Reproduce the listing below word for word, starting at its first line and ending with the line that contains "slice-label: Housing 15%", including both ends. Leave the pictures out of your answer.

----- Record extracts

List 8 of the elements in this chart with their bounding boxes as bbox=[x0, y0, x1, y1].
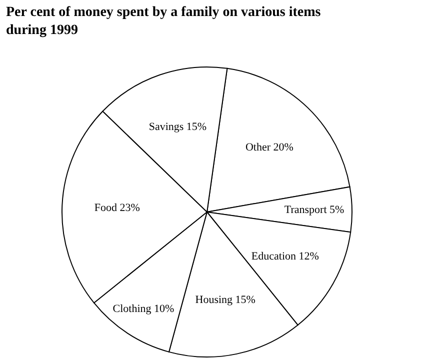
slice-label: Other 20% bbox=[245, 141, 294, 154]
slice-label: Transport 5% bbox=[284, 204, 344, 216]
slice-label: Food 23% bbox=[94, 202, 140, 214]
slice-label: Housing 15% bbox=[195, 294, 256, 306]
slice-label: Savings 15% bbox=[148, 121, 207, 133]
slice-label: Clothing 10% bbox=[112, 303, 174, 316]
slice-label: Education 12% bbox=[251, 250, 319, 262]
chart-title: Per cent of money spent by a family on various items during 1999 bbox=[6, 4, 322, 40]
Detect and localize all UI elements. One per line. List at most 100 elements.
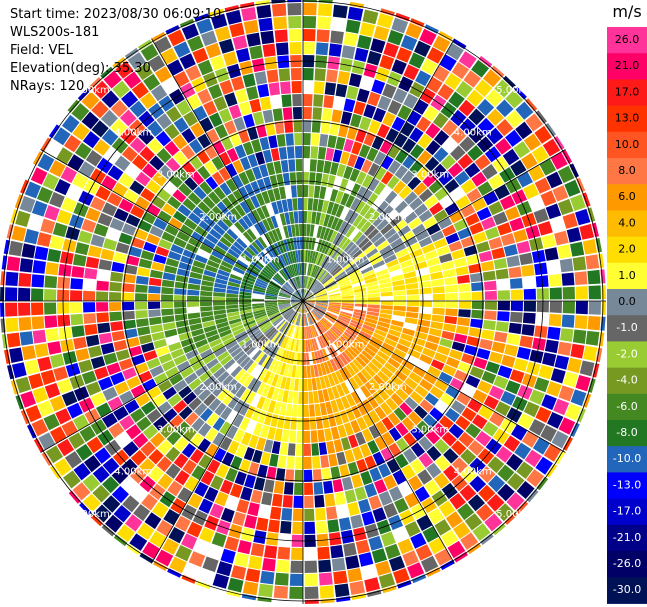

----------

§ Solution to the problem
List 8 of the elements in this chart with their bounding boxes as bbox=[x0, y0, x1, y1].
slice-label: Other 20% bbox=[245, 141, 294, 154]
slice-label: Transport 5% bbox=[284, 204, 344, 216]
slice-label: Food 23% bbox=[94, 202, 140, 214]
slice-label: Housing 15% bbox=[195, 294, 256, 306]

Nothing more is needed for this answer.